## Start RECORDS FOR PROCESSING

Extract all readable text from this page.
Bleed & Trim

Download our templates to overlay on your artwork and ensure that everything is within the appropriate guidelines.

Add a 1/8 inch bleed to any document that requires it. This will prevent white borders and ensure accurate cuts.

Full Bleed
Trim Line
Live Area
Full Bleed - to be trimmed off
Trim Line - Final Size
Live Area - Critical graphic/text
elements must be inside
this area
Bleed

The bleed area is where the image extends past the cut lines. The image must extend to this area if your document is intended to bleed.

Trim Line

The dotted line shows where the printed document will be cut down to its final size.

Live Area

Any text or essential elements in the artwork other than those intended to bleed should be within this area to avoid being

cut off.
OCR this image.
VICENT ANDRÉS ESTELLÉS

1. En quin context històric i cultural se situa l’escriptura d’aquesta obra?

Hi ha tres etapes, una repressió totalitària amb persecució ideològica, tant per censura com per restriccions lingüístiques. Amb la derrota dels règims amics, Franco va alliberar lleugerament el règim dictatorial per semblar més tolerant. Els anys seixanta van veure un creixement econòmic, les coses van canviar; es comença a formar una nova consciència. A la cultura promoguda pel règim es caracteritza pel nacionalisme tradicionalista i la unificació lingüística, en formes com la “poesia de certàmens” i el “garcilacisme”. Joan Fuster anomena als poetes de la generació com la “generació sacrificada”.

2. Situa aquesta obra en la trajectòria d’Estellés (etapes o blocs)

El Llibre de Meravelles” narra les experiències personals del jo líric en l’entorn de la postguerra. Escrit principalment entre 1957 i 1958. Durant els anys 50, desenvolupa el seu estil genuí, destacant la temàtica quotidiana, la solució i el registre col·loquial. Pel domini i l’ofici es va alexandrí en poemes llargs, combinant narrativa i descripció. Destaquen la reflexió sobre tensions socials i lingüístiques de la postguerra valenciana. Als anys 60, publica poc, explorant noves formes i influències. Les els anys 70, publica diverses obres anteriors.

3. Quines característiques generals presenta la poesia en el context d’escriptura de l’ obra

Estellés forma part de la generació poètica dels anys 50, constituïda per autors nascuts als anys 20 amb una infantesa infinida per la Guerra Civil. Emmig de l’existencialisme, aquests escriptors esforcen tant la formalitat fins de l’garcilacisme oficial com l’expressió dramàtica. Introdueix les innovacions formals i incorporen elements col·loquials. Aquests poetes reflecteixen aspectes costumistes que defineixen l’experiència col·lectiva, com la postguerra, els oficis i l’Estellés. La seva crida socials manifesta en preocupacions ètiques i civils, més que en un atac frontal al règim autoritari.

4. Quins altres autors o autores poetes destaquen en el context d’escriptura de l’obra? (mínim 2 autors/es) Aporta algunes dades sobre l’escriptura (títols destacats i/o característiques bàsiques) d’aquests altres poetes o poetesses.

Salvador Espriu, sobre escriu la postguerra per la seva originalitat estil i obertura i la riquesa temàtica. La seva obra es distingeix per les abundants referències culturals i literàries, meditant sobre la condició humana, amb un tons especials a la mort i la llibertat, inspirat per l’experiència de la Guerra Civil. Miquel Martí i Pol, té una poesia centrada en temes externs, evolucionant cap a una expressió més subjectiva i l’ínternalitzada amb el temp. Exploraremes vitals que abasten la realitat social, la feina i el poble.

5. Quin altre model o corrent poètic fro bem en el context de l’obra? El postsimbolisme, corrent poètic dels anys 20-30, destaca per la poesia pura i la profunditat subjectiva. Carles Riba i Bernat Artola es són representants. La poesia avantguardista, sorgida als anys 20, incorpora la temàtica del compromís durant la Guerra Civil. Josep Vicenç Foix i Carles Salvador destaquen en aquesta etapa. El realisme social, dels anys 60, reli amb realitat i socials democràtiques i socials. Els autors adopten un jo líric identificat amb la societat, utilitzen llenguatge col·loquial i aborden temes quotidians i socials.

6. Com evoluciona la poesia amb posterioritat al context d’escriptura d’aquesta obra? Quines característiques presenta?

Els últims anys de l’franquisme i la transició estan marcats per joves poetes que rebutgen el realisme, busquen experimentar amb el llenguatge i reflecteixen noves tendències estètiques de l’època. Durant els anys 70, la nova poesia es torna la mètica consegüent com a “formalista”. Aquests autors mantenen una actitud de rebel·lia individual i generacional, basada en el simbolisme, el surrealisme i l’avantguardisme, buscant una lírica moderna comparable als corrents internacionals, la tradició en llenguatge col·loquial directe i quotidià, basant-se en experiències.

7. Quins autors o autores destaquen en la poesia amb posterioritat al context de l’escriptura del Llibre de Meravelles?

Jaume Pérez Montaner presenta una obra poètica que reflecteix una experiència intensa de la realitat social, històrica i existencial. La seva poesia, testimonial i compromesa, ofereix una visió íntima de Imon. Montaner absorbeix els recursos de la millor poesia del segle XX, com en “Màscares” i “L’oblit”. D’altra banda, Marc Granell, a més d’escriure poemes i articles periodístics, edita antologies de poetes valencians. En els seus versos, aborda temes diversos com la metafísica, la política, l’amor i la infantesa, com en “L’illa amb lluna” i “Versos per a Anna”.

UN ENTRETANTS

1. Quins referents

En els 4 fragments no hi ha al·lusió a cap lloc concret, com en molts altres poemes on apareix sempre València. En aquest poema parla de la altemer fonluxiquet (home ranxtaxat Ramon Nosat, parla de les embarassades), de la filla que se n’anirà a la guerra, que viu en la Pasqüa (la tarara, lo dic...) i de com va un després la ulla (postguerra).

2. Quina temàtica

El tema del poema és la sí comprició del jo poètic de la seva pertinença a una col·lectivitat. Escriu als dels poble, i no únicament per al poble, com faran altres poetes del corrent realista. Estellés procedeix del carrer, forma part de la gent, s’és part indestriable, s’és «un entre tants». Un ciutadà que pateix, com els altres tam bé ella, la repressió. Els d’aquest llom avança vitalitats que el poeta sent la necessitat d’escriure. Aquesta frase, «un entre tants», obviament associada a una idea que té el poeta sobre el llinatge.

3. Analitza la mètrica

## End RECORDS FOR PROCESSING

#### [EXERCISE OBJECTIVE]
Repeat every line of the records above exactly.

#### [WRITTEN REPLY]
Extract all readable text from this page.
Bleed & Trim

Download our templates to overlay on your artwork and ensure that everything is within the appropriate guidelines.

Add a 1/8 inch bleed to any document that requires it. This will prevent white borders and ensure accurate cuts.

Full Bleed
Trim Line
Live Area
Full Bleed - to be trimmed off
Trim Line - Final Size
Live Area - Critical graphic/text
elements must be inside
this area
Bleed

The bleed area is where the image extends past the cut lines. The image must extend to this area if your document is intended to bleed.

Trim Line

The dotted line shows where the printed document will be cut down to its final size.

Live Area

Any text or essential elements in the artwork other than those intended to bleed should be within this area to avoid being

cut off.
OCR this image.
VICENT ANDRÉS ESTELLÉS

1. En quin context històric i cultural se situa l’escriptura d’aquesta obra?

Hi ha tres etapes, una repressió totalitària amb persecució ideològica, tant per censura com per restriccions lingüístiques. Amb la derrota dels règims amics, Franco va alliberar lleugerament el règim dictatorial per semblar més tolerant. Els anys seixanta van veure un creixement econòmic, les coses van canviar; es comença a formar una nova consciència. A la cultura promoguda pel règim es caracteritza pel nacionalisme tradicionalista i la unificació lingüística, en formes com la “poesia de certàmens” i el “garcilacisme”. Joan Fuster anomena als poetes de la generació com la “generació sacrificada”.

2. Situa aquesta obra en la trajectòria d’Estellés (etapes o blocs)

El Llibre de Meravelles” narra les experiències personals del jo líric en l’entorn de la postguerra. Escrit principalment entre 1957 i 1958. Durant els anys 50, desenvolupa el seu estil genuí, destacant la temàtica quotidiana, la solució i el registre col·loquial. Pel domini i l’ofici es va alexandrí en poemes llargs, combinant narrativa i descripció. Destaquen la reflexió sobre tensions socials i lingüístiques de la postguerra valenciana. Als anys 60, publica poc, explorant noves formes i influències. Les els anys 70, publica diverses obres anteriors.

3. Quines característiques generals presenta la poesia en el context d’escriptura de l’ obra

Estellés forma part de la generació poètica dels anys 50, constituïda per autors nascuts als anys 20 amb una infantesa infinida per la Guerra Civil. Emmig de l’existencialisme, aquests escriptors esforcen tant la formalitat fins de l’garcilacisme oficial com l’expressió dramàtica. Introdueix les innovacions formals i incorporen elements col·loquials. Aquests poetes reflecteixen aspectes costumistes que defineixen l’experiència col·lectiva, com la postguerra, els oficis i l’Estellés. La seva crida socials manifesta en preocupacions ètiques i civils, més que en un atac frontal al règim autoritari.

4. Quins altres autors o autores poetes destaquen en el context d’escriptura de l’obra? (mínim 2 autors/es) Aporta algunes dades sobre l’escriptura (títols destacats i/o característiques bàsiques) d’aquests altres poetes o poetesses.

Salvador Espriu, sobre escriu la postguerra per la seva originalitat estil i obertura i la riquesa temàtica. La seva obra es distingeix per les abundants referències culturals i literàries, meditant sobre la condició humana, amb un tons especials a la mort i la llibertat, inspirat per l’experiència de la Guerra Civil. Miquel Martí i Pol, té una poesia centrada en temes externs, evolucionant cap a una expressió més subjectiva i l’ínternalitzada amb el temp. Exploraremes vitals que abasten la realitat social, la feina i el poble.

5. Quin altre model o corrent poètic fro bem en el context de l’obra? El postsimbolisme, corrent poètic dels anys 20-30, destaca per la poesia pura i la profunditat subjectiva. Carles Riba i Bernat Artola es són representants. La poesia avantguardista, sorgida als anys 20, incorpora la temàtica del compromís durant la Guerra Civil. Josep Vicenç Foix i Carles Salvador destaquen en aquesta etapa. El realisme social, dels anys 60, reli amb realitat i socials democràtiques i socials. Els autors adopten un jo líric identificat amb la societat, utilitzen llenguatge col·loquial i aborden temes quotidians i socials.

6. Com evoluciona la poesia amb posterioritat al context d’escriptura d’aquesta obra? Quines característiques presenta?

Els últims anys de l’franquisme i la transició estan marcats per joves poetes que rebutgen el realisme, busquen experimentar amb el llenguatge i reflecteixen noves tendències estètiques de l’època. Durant els anys 70, la nova poesia es torna la mètica consegüent com a “formalista”. Aquests autors mantenen una actitud de rebel·lia individual i generacional, basada en el simbolisme, el surrealisme i l’avantguardisme, buscant una lírica moderna comparable als corrents internacionals, la tradició en llenguatge col·loquial directe i quotidià, basant-se en experiències.

7. Quins autors o autores destaquen en la poesia amb posterioritat al context de l’escriptura del Llibre de Meravelles?

Jaume Pérez Montaner presenta una obra poètica que reflecteix una experiència intensa de la realitat social, històrica i existencial. La seva poesia, testimonial i compromesa, ofereix una visió íntima de Imon. Montaner absorbeix els recursos de la millor poesia del segle XX, com en “Màscares” i “L’oblit”. D’altra banda, Marc Granell, a més d’escriure poemes i articles periodístics, edita antologies de poetes valencians. En els seus versos, aborda temes diversos com la metafísica, la política, l’amor i la infantesa, com en “L’illa amb lluna” i “Versos per a Anna”.

UN ENTRETANTS

1. Quins referents

En els 4 fragments no hi ha al·lusió a cap lloc concret, com en molts altres poemes on apareix sempre València. En aquest poema parla de la altemer fonluxiquet (home ranxtaxat Ramon Nosat, parla de les embarassades), de la filla que se n’anirà a la guerra, que viu en la Pasqüa (la tarara, lo dic...) i de com va un després la ulla (postguerra).

2. Quina temàtica

El tema del poema és la sí comprició del jo poètic de la seva pertinença a una col·lectivitat. Escriu als dels poble, i no únicament per al poble, com faran altres poetes del corrent realista. Estellés procedeix del carrer, forma part de la gent, s’és part indestriable, s’és «un entre tants». Un ciutadà que pateix, com els altres tam bé ella, la repressió. Els d’aquest llom avança vitalitats que el poeta sent la necessitat d’escriure. Aquesta frase, «un entre tants», obviament associada a una idea que té el poeta sobre el llinatge.

3. Analitza la mètrica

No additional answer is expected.